* BEGIN EXTRACTED RECORDS *

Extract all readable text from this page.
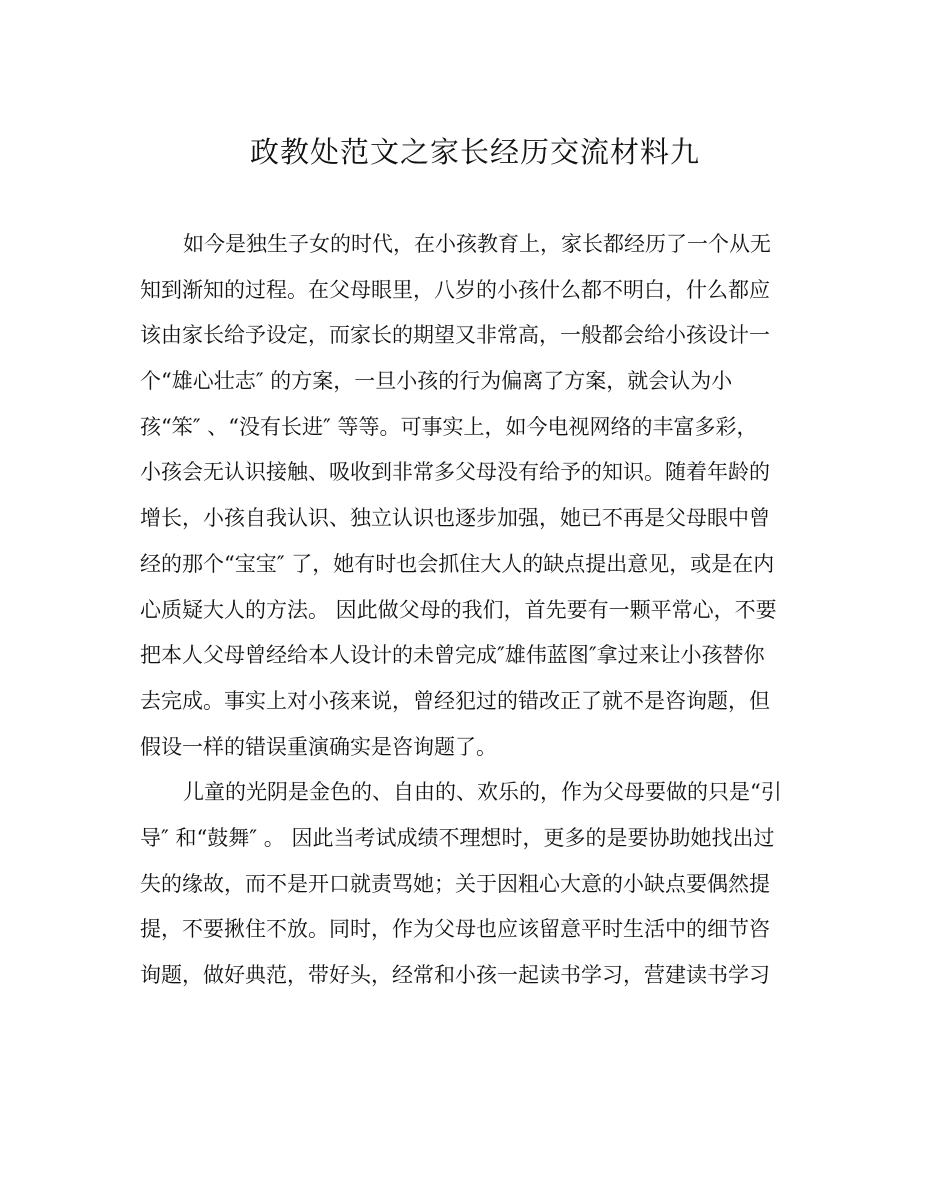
政教处范文之家长经历交流材料九
如今是独生子女的时代，在小孩教育上，家长都经历了一个从无
知到渐知的过程。在父母眼里，八岁的小孩什么都不明白，什么都应
该由家长给予设定，而家长的期望又非常高，一般都会给小孩设计一
个“雄心壮志″ 的方案，一旦小孩的行为偏离了方案，就会认为小
孩“笨″ 、“没有长进″ 等等。可事实上，如今电视网络的丰富多彩，
小孩会无认识接触、吸收到非常多父母没有给予的知识。随着年龄的
增长，小孩自我认识、独立认识也逐步加强，她已不再是父母眼中曾
经的那个“宝宝″ 了，她有时也会抓住大人的缺点提出意见，或是在内
心质疑大人的方法。 因此做父母的我们，首先要有一颗平常心，不要
把本人父母曾经给本人设计的未曾完成″雄伟蓝图″拿过来让小孩替你
去完成。事实上对小孩来说，曾经犯过的错改正了就不是咨询题，但
假设一样的错误重演确实是咨询题了。
儿童的光阴是金色的、自由的、欢乐的，作为父母要做的只是“引
导″ 和“鼓舞″ 。 因此当考试成绩不理想时，更多的是要协助她找出过
失的缘故，而不是开口就责骂她；关于因粗心大意的小缺点要偶然提
提，不要揪住不放。同时，作为父母也应该留意平时生活中的细节咨
询题，做好典范，带好头，经常和小孩一起读书学习，营建读书学习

* END EXTRACTED RECORDS *

Retype the listing exactly. Pictures do not belong in the copy.

Extract all readable text from this page.
政教处范文之家长经历交流材料九
如今是独生子女的时代，在小孩教育上，家长都经历了一个从无
知到渐知的过程。在父母眼里，八岁的小孩什么都不明白，什么都应
该由家长给予设定，而家长的期望又非常高，一般都会给小孩设计一
个“雄心壮志″ 的方案，一旦小孩的行为偏离了方案，就会认为小
孩“笨″ 、“没有长进″ 等等。可事实上，如今电视网络的丰富多彩，
小孩会无认识接触、吸收到非常多父母没有给予的知识。随着年龄的
增长，小孩自我认识、独立认识也逐步加强，她已不再是父母眼中曾
经的那个“宝宝″ 了，她有时也会抓住大人的缺点提出意见，或是在内
心质疑大人的方法。 因此做父母的我们，首先要有一颗平常心，不要
把本人父母曾经给本人设计的未曾完成″雄伟蓝图″拿过来让小孩替你
去完成。事实上对小孩来说，曾经犯过的错改正了就不是咨询题，但
假设一样的错误重演确实是咨询题了。
儿童的光阴是金色的、自由的、欢乐的，作为父母要做的只是“引
导″ 和“鼓舞″ 。 因此当考试成绩不理想时，更多的是要协助她找出过
失的缘故，而不是开口就责骂她；关于因粗心大意的小缺点要偶然提
提，不要揪住不放。同时，作为父母也应该留意平时生活中的细节咨
询题，做好典范，带好头，经常和小孩一起读书学习，营建读书学习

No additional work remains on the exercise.